Task statement →
Identify each line below that contains the word "odtwarzania", and copy it out.

Extracted data entries →
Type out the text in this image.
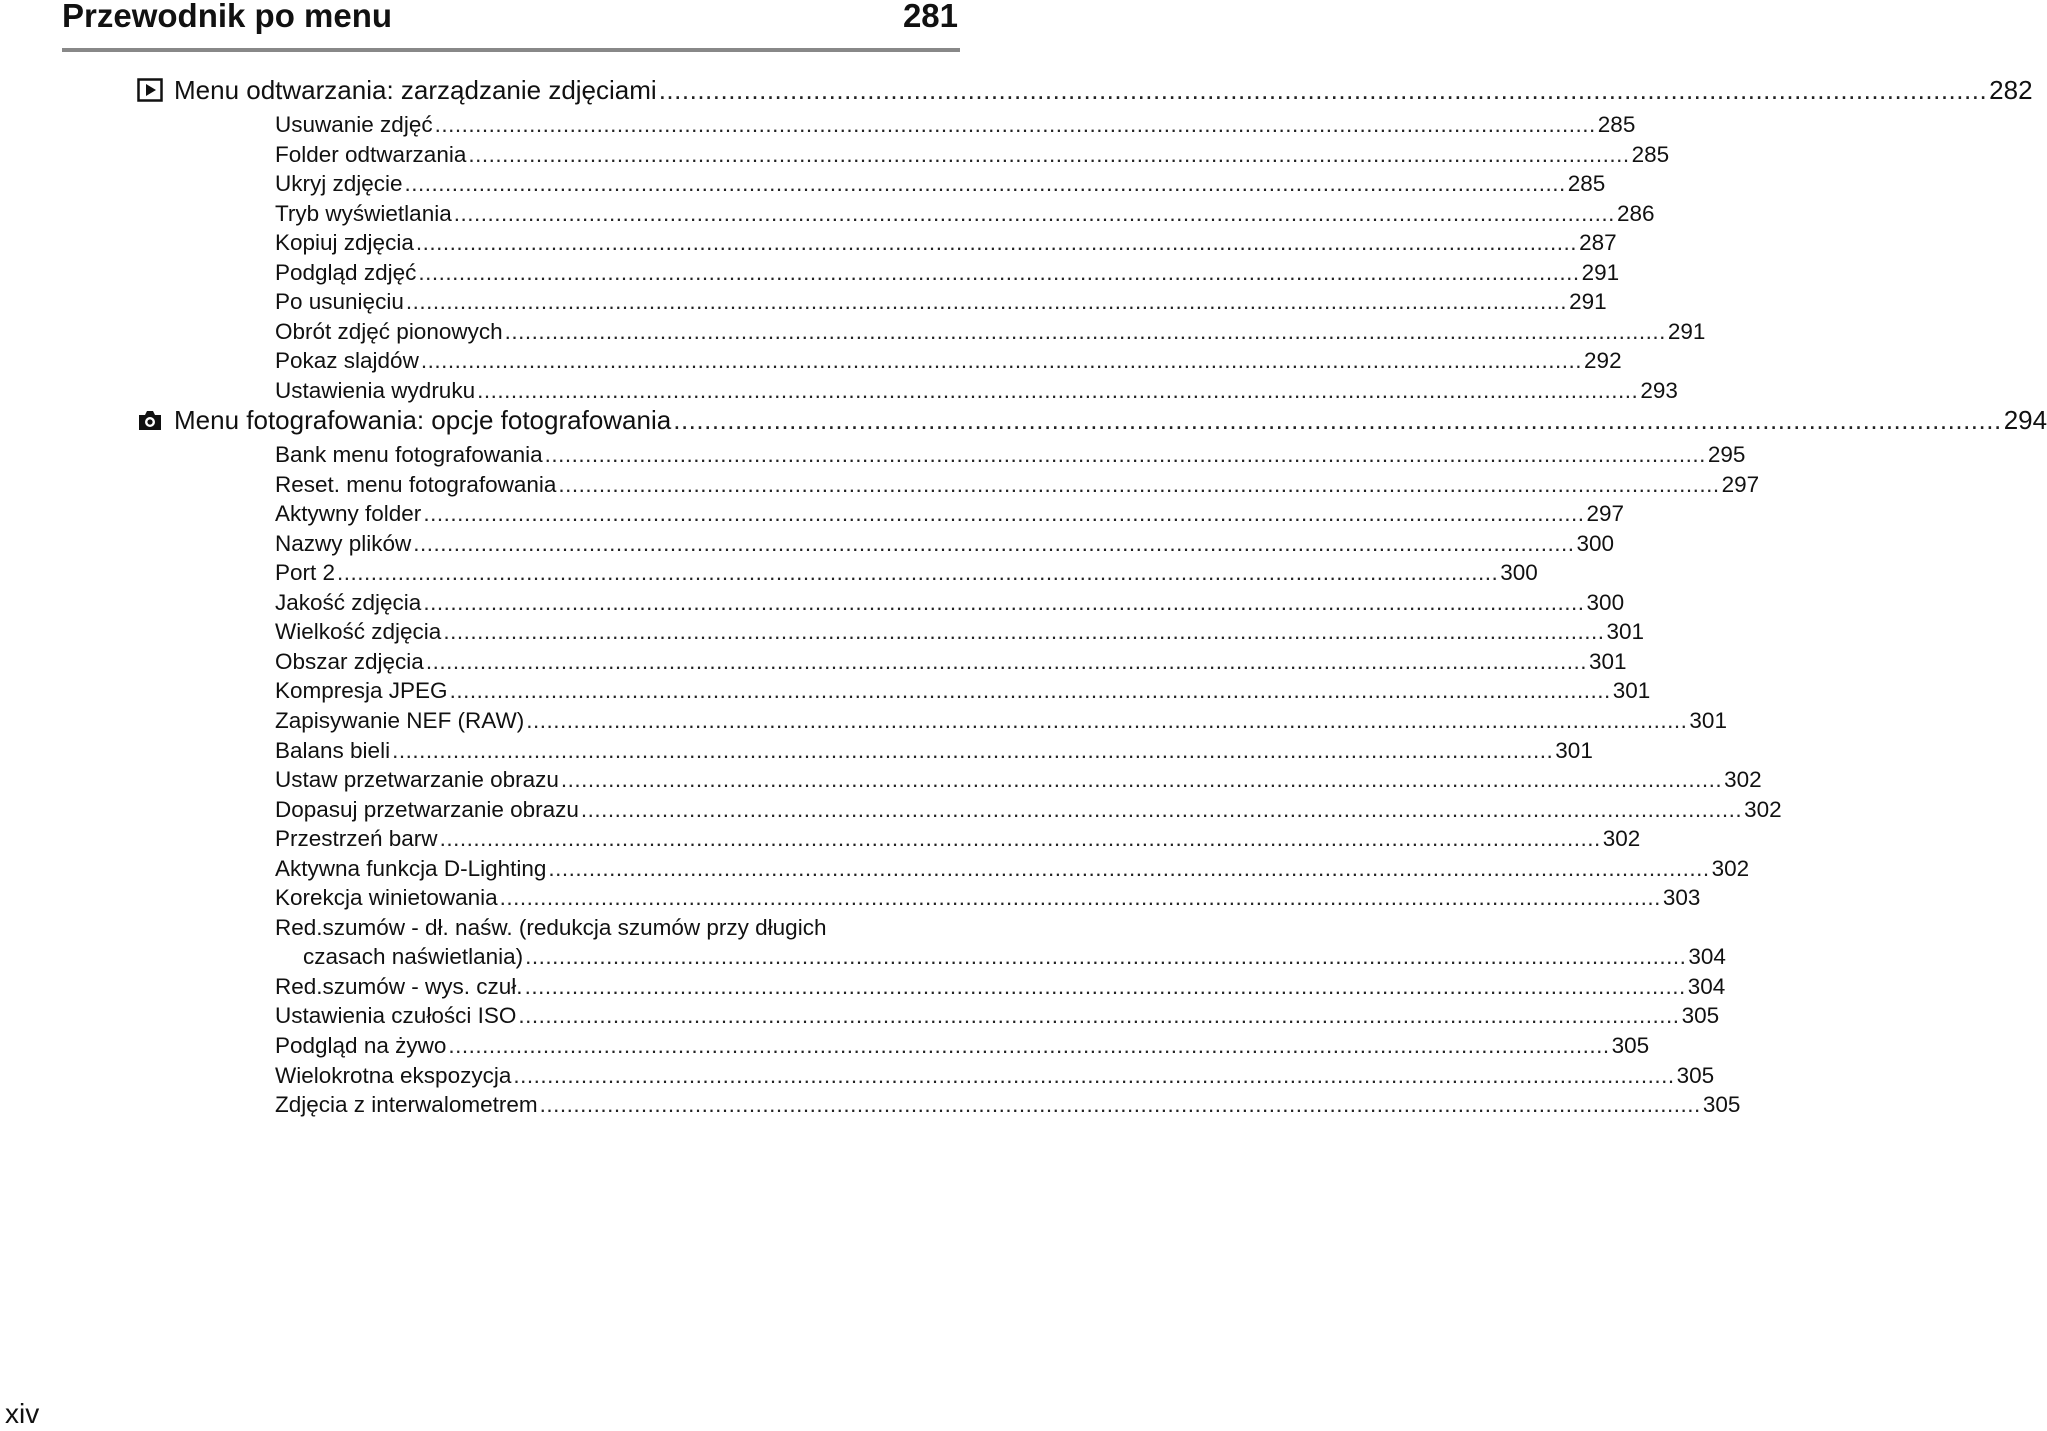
Przewodnik po menu	281
Menu odtwarzania: zarządzanie zdjęciami ............................................................................................................................................................................ 282
Usuwanie zdjęć ............................................................................................................................................................................ 285
Folder odtwarzania ............................................................................................................................................................................ 285
Ukryj zdjęcie ............................................................................................................................................................................ 285
Tryb wyświetlania ............................................................................................................................................................................ 286
Kopiuj zdjęcia ............................................................................................................................................................................ 287
Podgląd zdjęć ............................................................................................................................................................................ 291
Po usunięciu ............................................................................................................................................................................ 291
Obrót zdjęć pionowych ............................................................................................................................................................................ 291
Pokaz slajdów ............................................................................................................................................................................ 292
Ustawienia wydruku ............................................................................................................................................................................ 293
Menu fotografowania: opcje fotografowania ............................................................................................................................................................................ 294
Bank menu fotografowania ............................................................................................................................................................................ 295
Reset. menu fotografowania ............................................................................................................................................................................ 297
Aktywny folder ............................................................................................................................................................................ 297
Nazwy plików ............................................................................................................................................................................ 300
Port 2 ............................................................................................................................................................................ 300
Jakość zdjęcia ............................................................................................................................................................................ 300
Wielkość zdjęcia ............................................................................................................................................................................ 301
Obszar zdjęcia ............................................................................................................................................................................ 301
Kompresja JPEG ............................................................................................................................................................................ 301
Zapisywanie NEF (RAW) ............................................................................................................................................................................ 301
Balans bieli ............................................................................................................................................................................ 301
Ustaw przetwarzanie obrazu ............................................................................................................................................................................ 302
Dopasuj przetwarzanie obrazu ............................................................................................................................................................................ 302
Przestrzeń barw ............................................................................................................................................................................ 302
Aktywna funkcja D-Lighting ............................................................................................................................................................................ 302
Korekcja winietowania ............................................................................................................................................................................ 303
Red.szumów - dł. naśw. (redukcja szumów przy długich
czasach naświetlania) ............................................................................................................................................................................ 304
Red.szumów - wys. czuł. ............................................................................................................................................................................ 304
Ustawienia czułości ISO ............................................................................................................................................................................ 305
Podgląd na żywo ............................................................................................................................................................................ 305
Wielokrotna ekspozycja ............................................................................................................................................................................ 305
Zdjęcia z interwalometrem ............................................................................................................................................................................ 305
xiv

Response to this exercise →
Menu odtwarzania: zarządzanie zdjęciami ............................................................................................................................................................................ 282
Folder odtwarzania ............................................................................................................................................................................ 285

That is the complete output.